Jesús murió para perdonarnos y darnos la capacidad de vivir en santidad.
No es un Dios sádico que quiere que vivamos bajo culpa constante o en atrocidades repetidas. Él vino para hacernos libres y santos por medio de Su Espíritu.
La Santidad de Dios y el peso de Su presencia
Isaías 6:1-8
En la visión de Isaías, los serafines, con seis alas, cubrían su rostro y sus pies, y volaban. Ellos glorificaban a Dios diciendo: “Santo, Santo, Santo”.
En la cultura hebrea, repetir algo una vez ya era enfático. Repetirlo tres veces es declarar algo absoluto. La santidad es el único atributo de Dios que se enfatiza de esa forma.
Isaías fue confrontado por su pecado, y sus labios fueron purificados con un carbón encendido. Hubo un costo real por su pecado.
Hoy, nosotros somos purificados por la sangre de Cristo, pero muchas veces ni siquiera sentimos el peso de Su presencia, ni el arrepentimiento por nuestras palabras, decisiones o formas de vivir.

Datos guardados:
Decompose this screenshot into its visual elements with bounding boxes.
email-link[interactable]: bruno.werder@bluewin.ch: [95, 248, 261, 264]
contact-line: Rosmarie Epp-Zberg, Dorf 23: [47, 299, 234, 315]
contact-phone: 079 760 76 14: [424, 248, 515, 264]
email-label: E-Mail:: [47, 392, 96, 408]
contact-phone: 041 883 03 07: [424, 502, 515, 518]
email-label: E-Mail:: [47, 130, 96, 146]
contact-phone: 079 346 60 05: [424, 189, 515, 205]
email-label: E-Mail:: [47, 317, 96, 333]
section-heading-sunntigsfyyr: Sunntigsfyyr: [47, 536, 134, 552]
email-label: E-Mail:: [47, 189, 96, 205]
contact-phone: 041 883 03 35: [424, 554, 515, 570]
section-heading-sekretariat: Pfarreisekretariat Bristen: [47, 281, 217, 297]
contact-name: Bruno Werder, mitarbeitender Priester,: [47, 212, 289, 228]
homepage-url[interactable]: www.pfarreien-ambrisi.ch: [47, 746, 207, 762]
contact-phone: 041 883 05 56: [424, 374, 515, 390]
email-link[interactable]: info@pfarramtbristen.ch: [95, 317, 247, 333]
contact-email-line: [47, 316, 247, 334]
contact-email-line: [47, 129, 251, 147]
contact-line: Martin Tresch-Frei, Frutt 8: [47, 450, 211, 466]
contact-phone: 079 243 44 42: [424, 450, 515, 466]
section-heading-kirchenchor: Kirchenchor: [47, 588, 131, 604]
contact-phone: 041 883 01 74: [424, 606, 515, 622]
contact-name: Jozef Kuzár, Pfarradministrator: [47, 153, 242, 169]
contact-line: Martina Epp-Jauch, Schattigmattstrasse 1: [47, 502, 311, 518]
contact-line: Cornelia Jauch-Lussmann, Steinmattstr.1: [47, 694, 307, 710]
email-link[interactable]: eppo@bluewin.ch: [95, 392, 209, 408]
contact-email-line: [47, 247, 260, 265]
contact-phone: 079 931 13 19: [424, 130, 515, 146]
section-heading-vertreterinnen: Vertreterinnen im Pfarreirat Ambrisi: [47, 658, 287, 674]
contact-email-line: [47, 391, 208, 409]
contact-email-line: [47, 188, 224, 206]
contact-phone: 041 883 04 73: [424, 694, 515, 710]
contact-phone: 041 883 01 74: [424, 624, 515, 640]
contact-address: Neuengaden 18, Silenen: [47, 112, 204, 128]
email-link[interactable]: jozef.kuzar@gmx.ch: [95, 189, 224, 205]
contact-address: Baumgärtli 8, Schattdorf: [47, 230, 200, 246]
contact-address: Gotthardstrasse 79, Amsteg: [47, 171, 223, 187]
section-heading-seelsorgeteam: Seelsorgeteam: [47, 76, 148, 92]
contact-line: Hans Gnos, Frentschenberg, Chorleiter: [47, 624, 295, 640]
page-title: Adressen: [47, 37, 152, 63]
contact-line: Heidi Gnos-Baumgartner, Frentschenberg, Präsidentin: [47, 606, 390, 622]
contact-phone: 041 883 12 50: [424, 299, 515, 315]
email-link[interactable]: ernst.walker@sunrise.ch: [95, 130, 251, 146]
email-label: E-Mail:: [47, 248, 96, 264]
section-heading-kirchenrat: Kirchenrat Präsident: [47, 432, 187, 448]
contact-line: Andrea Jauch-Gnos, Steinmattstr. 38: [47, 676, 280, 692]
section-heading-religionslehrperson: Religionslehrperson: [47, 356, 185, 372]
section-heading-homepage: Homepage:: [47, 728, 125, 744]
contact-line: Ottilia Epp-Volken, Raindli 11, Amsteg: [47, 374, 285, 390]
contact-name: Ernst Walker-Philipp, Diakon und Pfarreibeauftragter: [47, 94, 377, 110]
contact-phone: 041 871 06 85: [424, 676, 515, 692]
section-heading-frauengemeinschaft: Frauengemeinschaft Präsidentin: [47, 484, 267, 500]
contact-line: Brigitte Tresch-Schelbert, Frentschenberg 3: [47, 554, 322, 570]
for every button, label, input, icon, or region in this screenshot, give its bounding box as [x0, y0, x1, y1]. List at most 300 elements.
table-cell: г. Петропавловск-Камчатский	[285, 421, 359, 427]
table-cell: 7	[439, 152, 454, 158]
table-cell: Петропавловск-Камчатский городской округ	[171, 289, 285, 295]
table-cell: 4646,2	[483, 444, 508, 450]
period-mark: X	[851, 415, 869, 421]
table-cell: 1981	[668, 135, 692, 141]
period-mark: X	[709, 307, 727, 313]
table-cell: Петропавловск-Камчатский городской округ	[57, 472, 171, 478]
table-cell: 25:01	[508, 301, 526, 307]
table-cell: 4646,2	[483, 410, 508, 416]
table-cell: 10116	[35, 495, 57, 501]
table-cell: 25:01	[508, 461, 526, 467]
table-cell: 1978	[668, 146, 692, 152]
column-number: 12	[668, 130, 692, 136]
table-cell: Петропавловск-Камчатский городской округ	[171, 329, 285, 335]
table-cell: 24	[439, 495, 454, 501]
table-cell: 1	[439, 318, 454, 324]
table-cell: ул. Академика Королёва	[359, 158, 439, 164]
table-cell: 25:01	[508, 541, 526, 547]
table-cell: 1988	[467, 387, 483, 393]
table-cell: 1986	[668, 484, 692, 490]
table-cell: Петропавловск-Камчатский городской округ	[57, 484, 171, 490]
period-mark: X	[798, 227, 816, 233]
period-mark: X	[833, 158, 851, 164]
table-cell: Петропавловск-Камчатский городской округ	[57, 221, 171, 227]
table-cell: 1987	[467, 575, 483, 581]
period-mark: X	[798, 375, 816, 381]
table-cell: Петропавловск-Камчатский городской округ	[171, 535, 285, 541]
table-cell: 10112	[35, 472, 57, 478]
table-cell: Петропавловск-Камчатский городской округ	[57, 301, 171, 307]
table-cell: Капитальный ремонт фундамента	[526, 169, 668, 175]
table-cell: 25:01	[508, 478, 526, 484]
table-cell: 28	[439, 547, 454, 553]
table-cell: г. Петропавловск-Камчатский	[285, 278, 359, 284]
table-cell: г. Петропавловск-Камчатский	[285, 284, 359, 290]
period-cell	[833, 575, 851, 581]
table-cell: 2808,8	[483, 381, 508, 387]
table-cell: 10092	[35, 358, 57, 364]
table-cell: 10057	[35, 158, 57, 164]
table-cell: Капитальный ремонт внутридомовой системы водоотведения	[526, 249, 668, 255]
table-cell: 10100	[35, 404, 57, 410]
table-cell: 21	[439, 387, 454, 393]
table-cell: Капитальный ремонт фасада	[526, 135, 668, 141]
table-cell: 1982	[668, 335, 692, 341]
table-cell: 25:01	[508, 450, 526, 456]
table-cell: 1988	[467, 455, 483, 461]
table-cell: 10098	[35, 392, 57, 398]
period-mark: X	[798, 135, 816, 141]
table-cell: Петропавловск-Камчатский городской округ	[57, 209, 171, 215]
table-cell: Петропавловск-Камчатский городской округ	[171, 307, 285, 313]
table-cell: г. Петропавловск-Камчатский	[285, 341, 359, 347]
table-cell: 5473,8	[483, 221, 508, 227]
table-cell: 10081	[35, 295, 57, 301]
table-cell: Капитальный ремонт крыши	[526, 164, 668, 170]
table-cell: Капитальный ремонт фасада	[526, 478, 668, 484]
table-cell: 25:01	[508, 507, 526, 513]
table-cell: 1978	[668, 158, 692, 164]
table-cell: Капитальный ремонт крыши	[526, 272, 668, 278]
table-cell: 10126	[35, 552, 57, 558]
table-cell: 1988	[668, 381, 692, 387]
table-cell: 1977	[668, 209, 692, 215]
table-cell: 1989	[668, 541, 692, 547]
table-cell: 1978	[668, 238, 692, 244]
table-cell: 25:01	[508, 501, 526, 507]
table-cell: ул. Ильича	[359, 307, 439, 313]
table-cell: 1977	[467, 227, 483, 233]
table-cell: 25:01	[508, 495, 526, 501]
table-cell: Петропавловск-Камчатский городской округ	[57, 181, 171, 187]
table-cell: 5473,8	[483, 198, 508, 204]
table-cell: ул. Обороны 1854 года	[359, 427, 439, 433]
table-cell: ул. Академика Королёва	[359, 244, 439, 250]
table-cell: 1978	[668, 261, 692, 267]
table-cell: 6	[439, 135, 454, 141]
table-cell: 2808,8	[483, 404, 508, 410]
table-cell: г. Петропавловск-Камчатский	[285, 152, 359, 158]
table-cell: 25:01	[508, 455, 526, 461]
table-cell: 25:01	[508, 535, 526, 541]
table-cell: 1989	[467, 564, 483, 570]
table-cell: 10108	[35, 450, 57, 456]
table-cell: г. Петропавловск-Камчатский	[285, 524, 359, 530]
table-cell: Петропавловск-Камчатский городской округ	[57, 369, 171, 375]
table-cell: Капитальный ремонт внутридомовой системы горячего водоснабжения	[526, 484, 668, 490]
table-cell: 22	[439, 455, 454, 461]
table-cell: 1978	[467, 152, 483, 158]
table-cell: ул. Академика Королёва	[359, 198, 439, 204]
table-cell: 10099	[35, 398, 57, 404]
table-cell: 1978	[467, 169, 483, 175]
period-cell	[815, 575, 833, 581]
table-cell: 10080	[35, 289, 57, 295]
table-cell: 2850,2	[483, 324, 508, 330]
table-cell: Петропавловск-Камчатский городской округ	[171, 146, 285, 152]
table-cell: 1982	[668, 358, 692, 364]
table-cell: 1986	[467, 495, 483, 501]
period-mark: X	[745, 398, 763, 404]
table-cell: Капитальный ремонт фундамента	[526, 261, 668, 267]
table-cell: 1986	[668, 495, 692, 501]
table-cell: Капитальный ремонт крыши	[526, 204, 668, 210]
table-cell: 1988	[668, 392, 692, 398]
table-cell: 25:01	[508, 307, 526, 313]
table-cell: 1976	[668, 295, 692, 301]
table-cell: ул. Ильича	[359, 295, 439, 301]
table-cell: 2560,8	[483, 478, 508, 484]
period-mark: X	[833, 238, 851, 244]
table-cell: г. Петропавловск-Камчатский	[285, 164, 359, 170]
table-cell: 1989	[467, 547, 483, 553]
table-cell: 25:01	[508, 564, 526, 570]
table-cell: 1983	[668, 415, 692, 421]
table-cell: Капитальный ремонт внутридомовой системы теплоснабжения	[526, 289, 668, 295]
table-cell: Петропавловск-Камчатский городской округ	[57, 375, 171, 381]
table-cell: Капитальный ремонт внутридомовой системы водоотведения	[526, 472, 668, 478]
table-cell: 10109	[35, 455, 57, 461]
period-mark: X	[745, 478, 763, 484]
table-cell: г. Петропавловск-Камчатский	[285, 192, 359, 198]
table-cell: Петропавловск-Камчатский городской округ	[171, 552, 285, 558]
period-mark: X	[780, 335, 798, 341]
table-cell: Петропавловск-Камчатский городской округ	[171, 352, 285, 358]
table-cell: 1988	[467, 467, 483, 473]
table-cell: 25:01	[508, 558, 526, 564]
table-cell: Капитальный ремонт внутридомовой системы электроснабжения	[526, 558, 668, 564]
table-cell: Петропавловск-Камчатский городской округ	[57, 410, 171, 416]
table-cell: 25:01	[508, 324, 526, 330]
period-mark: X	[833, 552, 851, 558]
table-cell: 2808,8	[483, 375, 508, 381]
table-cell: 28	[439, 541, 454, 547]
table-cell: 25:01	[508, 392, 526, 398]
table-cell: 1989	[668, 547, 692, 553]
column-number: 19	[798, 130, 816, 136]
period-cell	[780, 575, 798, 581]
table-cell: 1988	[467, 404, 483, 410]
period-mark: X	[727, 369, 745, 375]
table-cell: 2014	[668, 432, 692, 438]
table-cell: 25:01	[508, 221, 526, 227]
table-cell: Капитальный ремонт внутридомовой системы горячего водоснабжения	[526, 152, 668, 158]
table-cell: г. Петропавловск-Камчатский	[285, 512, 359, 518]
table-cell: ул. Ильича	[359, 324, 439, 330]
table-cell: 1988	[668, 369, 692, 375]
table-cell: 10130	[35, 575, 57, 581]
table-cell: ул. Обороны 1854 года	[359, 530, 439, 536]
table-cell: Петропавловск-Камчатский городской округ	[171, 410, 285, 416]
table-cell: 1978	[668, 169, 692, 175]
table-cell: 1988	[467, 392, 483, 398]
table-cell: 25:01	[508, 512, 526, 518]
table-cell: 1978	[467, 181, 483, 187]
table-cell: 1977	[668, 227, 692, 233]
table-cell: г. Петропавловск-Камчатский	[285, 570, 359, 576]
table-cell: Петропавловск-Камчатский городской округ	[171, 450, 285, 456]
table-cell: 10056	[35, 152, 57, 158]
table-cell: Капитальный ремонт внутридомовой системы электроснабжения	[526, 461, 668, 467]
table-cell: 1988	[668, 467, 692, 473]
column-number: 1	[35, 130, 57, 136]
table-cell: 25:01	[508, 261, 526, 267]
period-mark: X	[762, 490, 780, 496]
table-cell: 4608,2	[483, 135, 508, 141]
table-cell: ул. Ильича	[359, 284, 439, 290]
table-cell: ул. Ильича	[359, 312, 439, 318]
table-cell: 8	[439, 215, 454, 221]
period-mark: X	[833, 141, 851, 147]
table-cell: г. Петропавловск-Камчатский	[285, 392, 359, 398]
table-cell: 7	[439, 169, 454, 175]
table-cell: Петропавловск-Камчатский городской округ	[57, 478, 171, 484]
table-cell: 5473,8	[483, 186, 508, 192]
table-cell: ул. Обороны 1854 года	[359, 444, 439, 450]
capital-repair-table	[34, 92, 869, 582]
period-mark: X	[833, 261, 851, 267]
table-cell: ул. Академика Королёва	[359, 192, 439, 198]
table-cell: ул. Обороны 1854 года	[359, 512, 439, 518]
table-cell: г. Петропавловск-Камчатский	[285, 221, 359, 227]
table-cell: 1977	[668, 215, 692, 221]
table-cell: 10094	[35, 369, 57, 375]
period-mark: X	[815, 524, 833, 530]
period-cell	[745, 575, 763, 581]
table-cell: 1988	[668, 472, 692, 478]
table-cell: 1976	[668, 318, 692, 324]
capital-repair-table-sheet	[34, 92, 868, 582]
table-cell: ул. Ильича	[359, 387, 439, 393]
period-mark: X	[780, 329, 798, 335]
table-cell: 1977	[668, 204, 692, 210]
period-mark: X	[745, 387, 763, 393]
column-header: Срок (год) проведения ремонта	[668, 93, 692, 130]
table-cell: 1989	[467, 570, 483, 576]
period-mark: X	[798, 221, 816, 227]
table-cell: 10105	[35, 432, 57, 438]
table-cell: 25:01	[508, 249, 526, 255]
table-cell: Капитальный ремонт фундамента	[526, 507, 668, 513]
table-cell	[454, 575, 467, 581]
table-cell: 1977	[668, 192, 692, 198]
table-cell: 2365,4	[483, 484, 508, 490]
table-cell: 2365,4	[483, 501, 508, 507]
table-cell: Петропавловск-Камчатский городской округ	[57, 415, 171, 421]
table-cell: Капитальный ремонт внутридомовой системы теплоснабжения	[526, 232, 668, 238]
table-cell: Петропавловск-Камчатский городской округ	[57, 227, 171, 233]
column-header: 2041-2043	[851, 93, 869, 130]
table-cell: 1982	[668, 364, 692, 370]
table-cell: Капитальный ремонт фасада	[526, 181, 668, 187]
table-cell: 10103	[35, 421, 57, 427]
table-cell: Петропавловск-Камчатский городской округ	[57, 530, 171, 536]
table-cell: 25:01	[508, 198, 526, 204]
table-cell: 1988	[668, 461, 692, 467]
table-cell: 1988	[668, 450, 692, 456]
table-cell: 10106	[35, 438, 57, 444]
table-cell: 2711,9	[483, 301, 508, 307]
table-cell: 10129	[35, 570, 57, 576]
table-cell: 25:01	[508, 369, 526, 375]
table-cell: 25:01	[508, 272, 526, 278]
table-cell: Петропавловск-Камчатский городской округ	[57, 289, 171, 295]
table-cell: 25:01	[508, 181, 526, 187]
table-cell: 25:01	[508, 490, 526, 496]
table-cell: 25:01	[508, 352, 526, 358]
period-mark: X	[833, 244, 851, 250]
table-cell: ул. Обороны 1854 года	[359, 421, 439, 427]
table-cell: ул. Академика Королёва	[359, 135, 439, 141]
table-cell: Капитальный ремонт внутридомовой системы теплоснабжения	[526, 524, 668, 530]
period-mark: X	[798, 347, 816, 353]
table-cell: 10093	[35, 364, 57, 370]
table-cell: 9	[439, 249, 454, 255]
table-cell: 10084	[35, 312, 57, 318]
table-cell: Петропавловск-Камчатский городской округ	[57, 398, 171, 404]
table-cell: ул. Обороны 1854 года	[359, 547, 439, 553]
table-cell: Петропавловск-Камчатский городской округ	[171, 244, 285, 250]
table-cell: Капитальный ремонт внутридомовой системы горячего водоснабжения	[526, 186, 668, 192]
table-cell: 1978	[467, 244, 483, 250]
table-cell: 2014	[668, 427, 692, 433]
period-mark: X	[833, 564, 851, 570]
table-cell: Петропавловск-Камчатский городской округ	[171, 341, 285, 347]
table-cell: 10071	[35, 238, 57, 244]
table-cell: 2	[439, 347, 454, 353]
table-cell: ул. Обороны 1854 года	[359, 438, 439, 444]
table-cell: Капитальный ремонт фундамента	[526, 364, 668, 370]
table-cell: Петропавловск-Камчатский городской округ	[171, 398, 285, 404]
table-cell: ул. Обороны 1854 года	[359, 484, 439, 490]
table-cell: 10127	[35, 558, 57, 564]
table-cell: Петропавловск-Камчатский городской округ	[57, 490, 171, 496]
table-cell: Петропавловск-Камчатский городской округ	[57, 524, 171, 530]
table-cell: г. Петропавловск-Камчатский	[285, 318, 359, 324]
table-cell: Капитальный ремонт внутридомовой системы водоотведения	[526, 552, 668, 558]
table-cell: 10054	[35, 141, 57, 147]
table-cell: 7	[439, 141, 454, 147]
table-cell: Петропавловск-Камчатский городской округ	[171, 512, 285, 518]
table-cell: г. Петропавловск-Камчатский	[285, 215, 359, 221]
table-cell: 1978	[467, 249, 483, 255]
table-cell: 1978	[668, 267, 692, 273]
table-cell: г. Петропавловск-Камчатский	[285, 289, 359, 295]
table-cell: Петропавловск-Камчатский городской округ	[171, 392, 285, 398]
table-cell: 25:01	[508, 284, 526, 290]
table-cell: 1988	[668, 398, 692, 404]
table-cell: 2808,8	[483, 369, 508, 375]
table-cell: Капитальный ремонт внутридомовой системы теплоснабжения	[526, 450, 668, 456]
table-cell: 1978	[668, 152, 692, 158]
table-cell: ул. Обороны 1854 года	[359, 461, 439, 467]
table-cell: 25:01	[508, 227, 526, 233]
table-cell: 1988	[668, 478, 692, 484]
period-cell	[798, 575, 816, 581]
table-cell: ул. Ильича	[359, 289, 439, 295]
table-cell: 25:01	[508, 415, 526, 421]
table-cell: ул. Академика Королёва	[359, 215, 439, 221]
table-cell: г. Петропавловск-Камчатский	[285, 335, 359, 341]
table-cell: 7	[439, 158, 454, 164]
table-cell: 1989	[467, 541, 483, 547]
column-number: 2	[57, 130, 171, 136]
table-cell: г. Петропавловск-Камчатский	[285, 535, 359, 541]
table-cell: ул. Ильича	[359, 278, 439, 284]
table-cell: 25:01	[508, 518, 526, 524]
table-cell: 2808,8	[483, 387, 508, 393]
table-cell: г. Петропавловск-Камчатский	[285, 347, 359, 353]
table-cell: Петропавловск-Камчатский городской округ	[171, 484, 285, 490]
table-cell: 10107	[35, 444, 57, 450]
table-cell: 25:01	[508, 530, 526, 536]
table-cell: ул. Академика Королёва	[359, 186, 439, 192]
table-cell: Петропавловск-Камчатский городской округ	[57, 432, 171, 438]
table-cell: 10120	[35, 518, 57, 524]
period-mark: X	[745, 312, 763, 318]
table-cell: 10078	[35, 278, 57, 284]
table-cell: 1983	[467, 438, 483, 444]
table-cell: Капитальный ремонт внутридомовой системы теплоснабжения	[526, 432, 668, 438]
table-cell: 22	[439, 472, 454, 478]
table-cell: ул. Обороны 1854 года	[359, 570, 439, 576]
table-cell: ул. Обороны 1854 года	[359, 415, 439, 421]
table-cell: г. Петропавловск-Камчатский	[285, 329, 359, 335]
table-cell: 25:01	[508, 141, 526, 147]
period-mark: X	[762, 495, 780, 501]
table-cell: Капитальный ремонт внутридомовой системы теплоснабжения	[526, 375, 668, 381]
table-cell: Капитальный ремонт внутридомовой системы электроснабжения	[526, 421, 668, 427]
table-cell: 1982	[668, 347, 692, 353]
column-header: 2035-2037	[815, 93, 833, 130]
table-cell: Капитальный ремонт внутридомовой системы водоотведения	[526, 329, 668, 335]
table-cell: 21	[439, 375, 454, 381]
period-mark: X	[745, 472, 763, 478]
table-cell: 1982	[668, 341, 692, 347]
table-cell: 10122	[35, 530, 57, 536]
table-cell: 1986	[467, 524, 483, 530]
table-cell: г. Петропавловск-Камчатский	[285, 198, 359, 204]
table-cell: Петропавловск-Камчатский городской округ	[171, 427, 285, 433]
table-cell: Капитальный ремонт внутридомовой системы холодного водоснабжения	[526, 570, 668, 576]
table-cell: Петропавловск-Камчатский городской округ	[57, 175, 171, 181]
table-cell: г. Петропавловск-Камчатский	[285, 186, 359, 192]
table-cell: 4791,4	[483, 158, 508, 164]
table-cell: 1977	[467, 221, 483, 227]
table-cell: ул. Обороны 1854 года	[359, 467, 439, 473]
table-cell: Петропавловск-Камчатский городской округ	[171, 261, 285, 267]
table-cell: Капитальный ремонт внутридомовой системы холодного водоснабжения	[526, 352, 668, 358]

• _Qué hacer_
Devuelve sin cambiar nada el trozo del texto sobre la santidad de Dios que va de "Isaías fue confrontado" a "formas de vivir.".

• _Respuesta_
Isaías fue confrontado por su pecado, y sus labios fueron purificados con un carbón encendido. Hubo un costo real por su pecado.
Hoy, nosotros somos purificados por la sangre de Cristo, pero muchas veces ni siquiera sentimos el peso de Su presencia, ni el arrepentimiento por nuestras palabras, decisiones o formas de vivir.